Instructions to follow:
Which lines in the records below contain the word "IRRF"? Copy each one out.

Records for the exercise:
════════════════
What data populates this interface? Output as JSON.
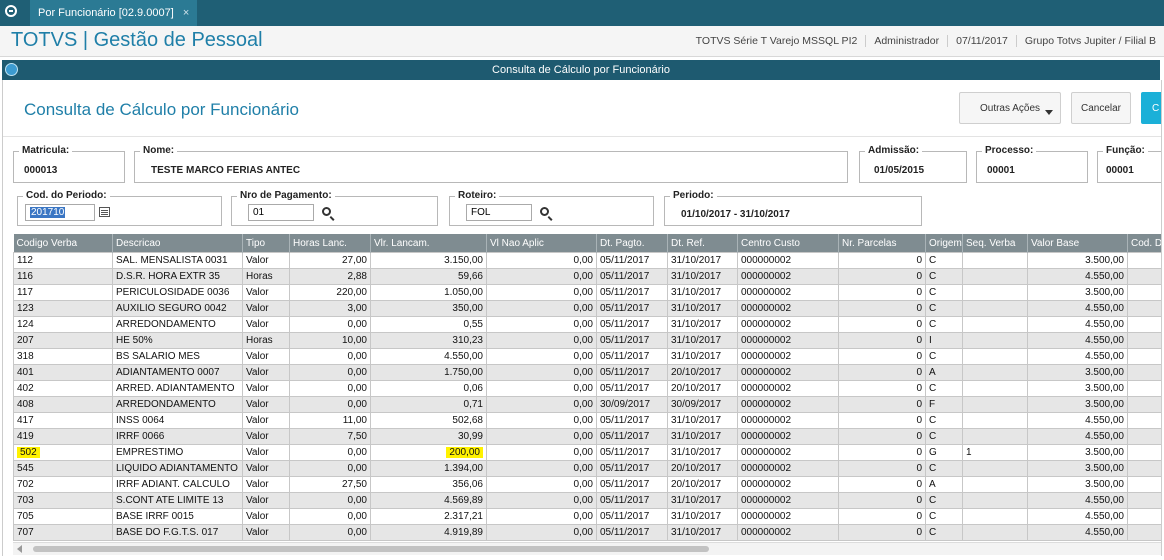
{
  "tab": {
    "label": "Por Funcionário [02.9.0007]",
    "close": "×"
  },
  "app": {
    "title": "TOTVS | Gestão de Pessoal",
    "info": [
      "TOTVS Série T Varejo MSSQL PI2",
      "Administrador",
      "07/11/2017",
      "Grupo Totvs Jupiter / Filial B"
    ]
  },
  "window": {
    "title": "Consulta de Cálculo por Funcionário"
  },
  "page": {
    "title": "Consulta de Cálculo por Funcionário"
  },
  "toolbar": {
    "outras_acoes": "Outras Ações",
    "cancelar": "Cancelar",
    "confirmar": "C"
  },
  "fields": {
    "matricula": {
      "label": "Matricula:",
      "value": "000013"
    },
    "nome": {
      "label": "Nome:",
      "value": "TESTE MARCO FERIAS ANTEC"
    },
    "admissao": {
      "label": "Admissão:",
      "value": "01/05/2015"
    },
    "processo": {
      "label": "Processo:",
      "value": "00001"
    },
    "funcao": {
      "label": "Função:",
      "value": "00001"
    },
    "cod_periodo": {
      "label": "Cod. do Periodo:",
      "value": "201710"
    },
    "nro_pagamento": {
      "label": "Nro de Pagamento:",
      "value": "01"
    },
    "roteiro": {
      "label": "Roteiro:",
      "value": "FOL"
    },
    "periodo": {
      "label": "Periodo:",
      "value": "01/10/2017 - 31/10/2017"
    }
  },
  "table": {
    "columns": [
      "Codigo Verba",
      "Descricao",
      "Tipo",
      "Horas Lanc.",
      "Vlr. Lancam.",
      "Vl Nao Aplic",
      "Dt. Pagto.",
      "Dt. Ref.",
      "Centro Custo",
      "Nr. Parcelas",
      "Origem",
      "Seq. Verba",
      "Valor Base",
      "Cod. Depto."
    ],
    "rows": [
      [
        "112",
        "SAL. MENSALISTA 0031",
        "Valor",
        "27,00",
        "3.150,00",
        "0,00",
        "05/11/2017",
        "31/10/2017",
        "000000002",
        "0",
        "C",
        "",
        "3.500,00",
        ""
      ],
      [
        "116",
        "D.S.R. HORA EXTR  35",
        "Horas",
        "2,88",
        "59,66",
        "0,00",
        "05/11/2017",
        "31/10/2017",
        "000000002",
        "0",
        "C",
        "",
        "4.550,00",
        ""
      ],
      [
        "117",
        "PERICULOSIDADE 0036",
        "Valor",
        "220,00",
        "1.050,00",
        "0,00",
        "05/11/2017",
        "31/10/2017",
        "000000002",
        "0",
        "C",
        "",
        "3.500,00",
        ""
      ],
      [
        "123",
        "AUXILIO SEGURO 0042",
        "Valor",
        "3,00",
        "350,00",
        "0,00",
        "05/11/2017",
        "31/10/2017",
        "000000002",
        "0",
        "C",
        "",
        "4.550,00",
        ""
      ],
      [
        "124",
        "ARREDONDAMENTO",
        "Valor",
        "0,00",
        "0,55",
        "0,00",
        "05/11/2017",
        "31/10/2017",
        "000000002",
        "0",
        "C",
        "",
        "4.550,00",
        ""
      ],
      [
        "207",
        "HE  50%",
        "Horas",
        "10,00",
        "310,23",
        "0,00",
        "05/11/2017",
        "31/10/2017",
        "000000002",
        "0",
        "I",
        "",
        "4.550,00",
        ""
      ],
      [
        "318",
        "BS SALARIO MES",
        "Valor",
        "0,00",
        "4.550,00",
        "0,00",
        "05/11/2017",
        "31/10/2017",
        "000000002",
        "0",
        "C",
        "",
        "4.550,00",
        ""
      ],
      [
        "401",
        "ADIANTAMENTO 0007",
        "Valor",
        "0,00",
        "1.750,00",
        "0,00",
        "05/11/2017",
        "20/10/2017",
        "000000002",
        "0",
        "A",
        "",
        "3.500,00",
        ""
      ],
      [
        "402",
        "ARRED. ADIANTAMENTO",
        "Valor",
        "0,00",
        "0,06",
        "0,00",
        "05/11/2017",
        "20/10/2017",
        "000000002",
        "0",
        "C",
        "",
        "3.500,00",
        ""
      ],
      [
        "408",
        "ARREDONDAMENTO",
        "Valor",
        "0,00",
        "0,71",
        "0,00",
        "30/09/2017",
        "30/09/2017",
        "000000002",
        "0",
        "F",
        "",
        "3.500,00",
        ""
      ],
      [
        "417",
        "INSS 0064",
        "Valor",
        "11,00",
        "502,68",
        "0,00",
        "05/11/2017",
        "31/10/2017",
        "000000002",
        "0",
        "C",
        "",
        "4.550,00",
        ""
      ],
      [
        "419",
        "IRRF 0066",
        "Valor",
        "7,50",
        "30,99",
        "0,00",
        "05/11/2017",
        "31/10/2017",
        "000000002",
        "0",
        "C",
        "",
        "4.550,00",
        ""
      ],
      [
        "502",
        "EMPRESTIMO",
        "Valor",
        "0,00",
        "200,00",
        "0,00",
        "05/11/2017",
        "31/10/2017",
        "000000002",
        "0",
        "G",
        "1",
        "3.500,00",
        ""
      ],
      [
        "545",
        "LIQUIDO ADIANTAMENTO",
        "Valor",
        "0,00",
        "1.394,00",
        "0,00",
        "05/11/2017",
        "20/10/2017",
        "000000002",
        "0",
        "C",
        "",
        "3.500,00",
        ""
      ],
      [
        "702",
        "IRRF ADIANT. CALCULO",
        "Valor",
        "27,50",
        "356,06",
        "0,00",
        "05/11/2017",
        "20/10/2017",
        "000000002",
        "0",
        "A",
        "",
        "3.500,00",
        ""
      ],
      [
        "703",
        "S.CONT ATE LIMITE 13",
        "Valor",
        "0,00",
        "4.569,89",
        "0,00",
        "05/11/2017",
        "31/10/2017",
        "000000002",
        "0",
        "C",
        "",
        "4.550,00",
        ""
      ],
      [
        "705",
        "BASE IRRF 0015",
        "Valor",
        "0,00",
        "2.317,21",
        "0,00",
        "05/11/2017",
        "31/10/2017",
        "000000002",
        "0",
        "C",
        "",
        "4.550,00",
        ""
      ],
      [
        "707",
        "BASE DO F.G.T.S. 017",
        "Valor",
        "0,00",
        "4.919,89",
        "0,00",
        "05/11/2017",
        "31/10/2017",
        "000000002",
        "0",
        "C",
        "",
        "4.550,00",
        ""
      ]
    ],
    "highlight_row": 12,
    "highlight_color": "#fff200"
  },
  "colors": {
    "topbar": "#1f5f75",
    "title_blue": "#1f7fa8",
    "header_gray": "#7f8c91",
    "confirm_button": "#1bb0d8"
  },
  "icons": {
    "calendar": "calendar-icon",
    "search": "search-icon"
  }
}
════════════════
Written response:
        "IRRF 0066",
        "IRRF ADIANT. CALCULO",
        "BASE IRRF 0015",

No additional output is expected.